[Saved entries]
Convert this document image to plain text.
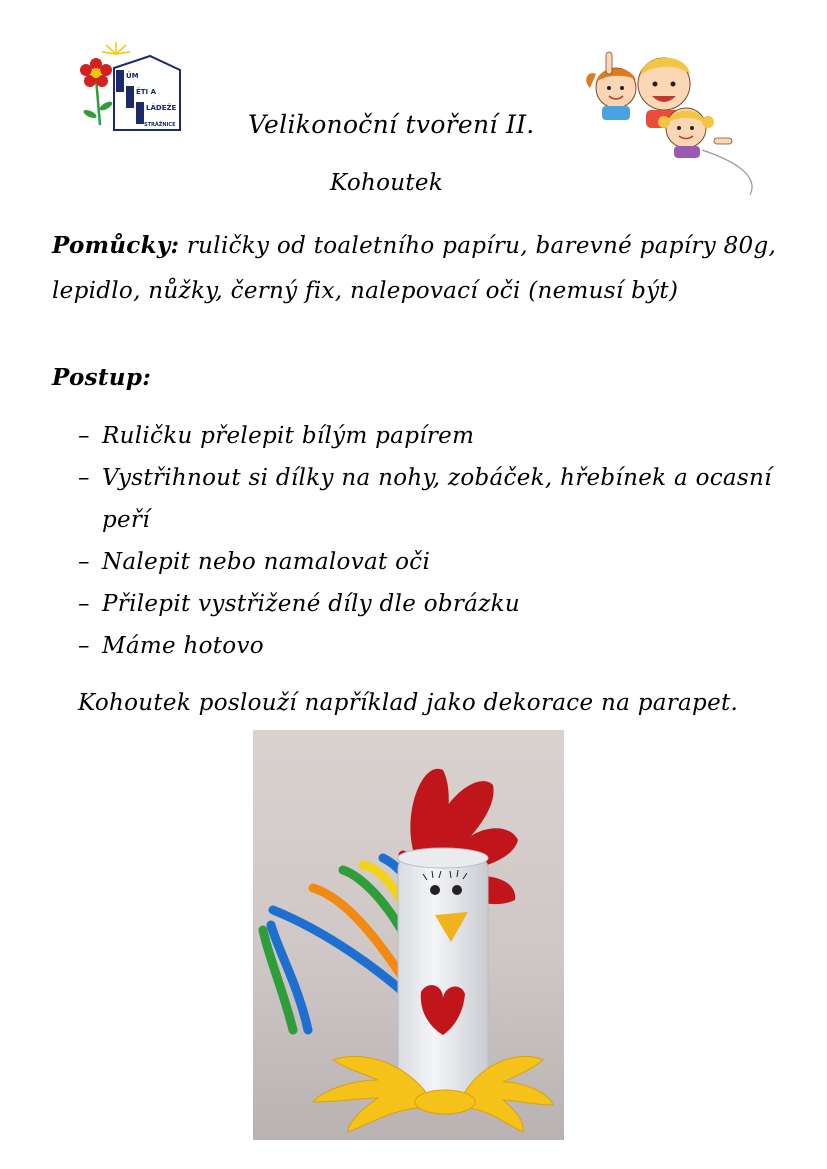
ÚM
ĚTI A
LÁDEŽE
STRÁŽNICE	Velikonoční tvoření II.
Kohoutek
Pomůcky: ruličky od toaletního papíru, barevné papíry 80g, lepidlo, nůžky, černý fix, nalepovací oči (nemusí být)
Postup:
– Ruličku přelepit bílým papírem
– Vystřihnout si dílky na nohy, zobáček, hřebínek a ocasní peří
– Nalepit nebo namalovat oči
– Přilepit vystřižené díly dle obrázku
– Máme hotovo
Kohoutek poslouží například jako dekorace na parapet.
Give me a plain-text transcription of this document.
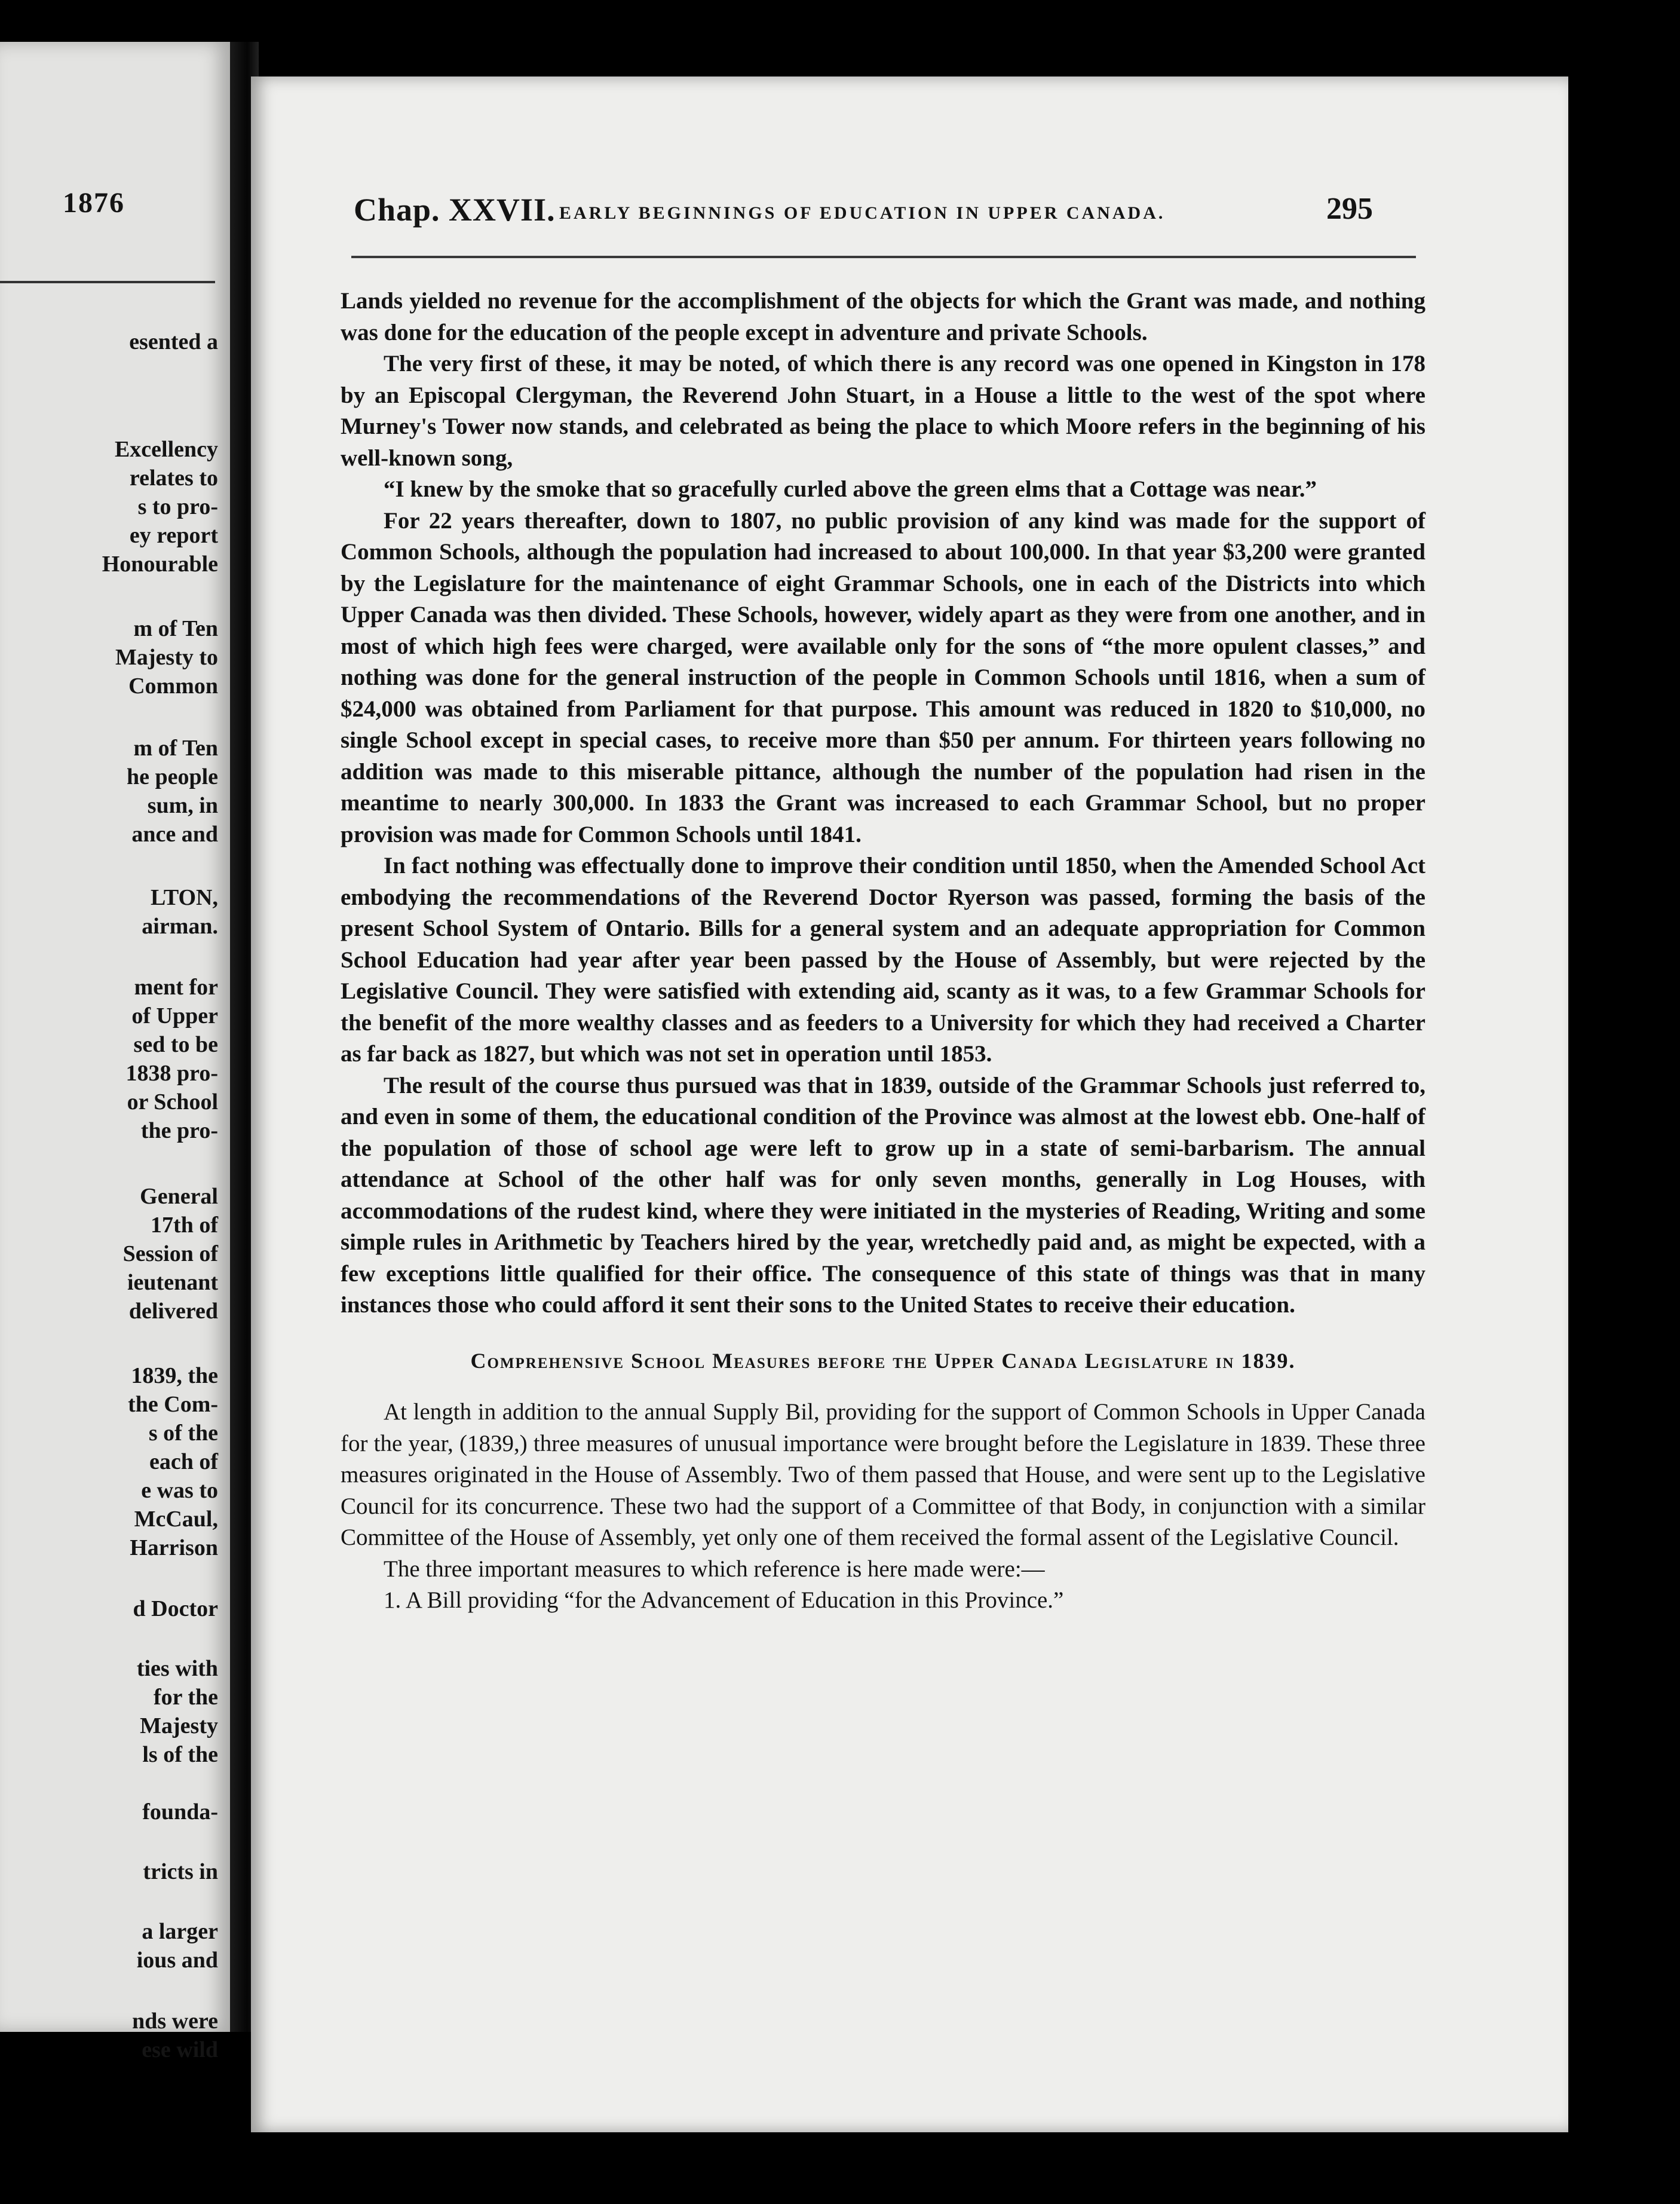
1876
esented a
Excellency
relates to
s to pro-
ey report
Honourable
m of Ten
Majesty to
Common
m of Ten
he people
sum, in
ance and
LTON,
airman.
ment for
of Upper
sed to be
1838 pro-
or School
the pro-
General
17th of
Session of
ieutenant
delivered
1839, the
the Com-
s of the
each of
e was to
McCaul,
Harrison
d Doctor
ties with
for the
Majesty
ls of the
founda-
tricts in
a larger
ious and
nds were
ese wild
Chap. XXVII. EARLY BEGINNINGS OF EDUCATION IN UPPER CANADA.	295

Lands yielded no revenue for the accomplishment of the objects for which the Grant was made, and nothing was done for the education of the people except in adventure and private Schools.

The very first of these, it may be noted, of which there is any record was one opened in Kingston in 178 by an Episcopal Clergyman, the Reverend John Stuart, in a House a little to the west of the spot where Murney's Tower now stands, and celebrated as being the place to which Moore refers in the beginning of his well-known song,

“I knew by the smoke that so gracefully curled above the green elms that a Cottage was near.”

For 22 years thereafter, down to 1807, no public provision of any kind was made for the support of Common Schools, although the population had increased to about 100,000. In that year $3,200 were granted by the Legislature for the maintenance of eight Grammar Schools, one in each of the Districts into which Upper Canada was then divided. These Schools, however, widely apart as they were from one another, and in most of which high fees were charged, were available only for the sons of “the more opulent classes,” and nothing was done for the general instruction of the people in Common Schools until 1816, when a sum of $24,000 was obtained from Parliament for that purpose. This amount was reduced in 1820 to $10,000, no single School except in special cases, to receive more than $50 per annum. For thirteen years following no addition was made to this miserable pittance, although the number of the population had risen in the meantime to nearly 300,000. In 1833 the Grant was increased to each Grammar School, but no proper provision was made for Common Schools until 1841.

In fact nothing was effectually done to improve their condition until 1850, when the Amended School Act embodying the recommendations of the Reverend Doctor Ryerson was passed, forming the basis of the present School System of Ontario. Bills for a general system and an adequate appropriation for Common School Education had year after year been passed by the House of Assembly, but were rejected by the Legislative Council. They were satisfied with extending aid, scanty as it was, to a few Grammar Schools for the benefit of the more wealthy classes and as feeders to a University for which they had received a Charter as far back as 1827, but which was not set in operation until 1853.

The result of the course thus pursued was that in 1839, outside of the Grammar Schools just referred to, and even in some of them, the educational condition of the Province was almost at the lowest ebb. One-half of the population of those of school age were left to grow up in a state of semi-barbarism. The annual attendance at School of the other half was for only seven months, generally in Log Houses, with accommodations of the rudest kind, where they were initiated in the mysteries of Reading, Writing and some simple rules in Arithmetic by Teachers hired by the year, wretchedly paid and, as might be expected, with a few exceptions little qualified for their office. The consequence of this state of things was that in many instances those who could afford it sent their sons to the United States to receive their education.

Comprehensive School Measures before the Upper Canada Legislature in 1839.

At length in addition to the annual Supply Bil, providing for the support of Common Schools in Upper Canada for the year, (1839,) three measures of unusual importance were brought before the Legislature in 1839. These three measures originated in the House of Assembly. Two of them passed that House, and were sent up to the Legislative Council for its concurrence. These two had the support of a Committee of that Body, in conjunction with a similar Committee of the House of Assembly, yet only one of them received the formal assent of the Legislative Council.

The three important measures to which reference is here made were:—

1. A Bill providing “for the Advancement of Education in this Province.”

PROBLEM STATEMENT: Scan the material for lines with the word "plain", and copy each line you find.

THE OUTPUT:
Convert this document image to plain text.
Give me a plain-text transcription of this document.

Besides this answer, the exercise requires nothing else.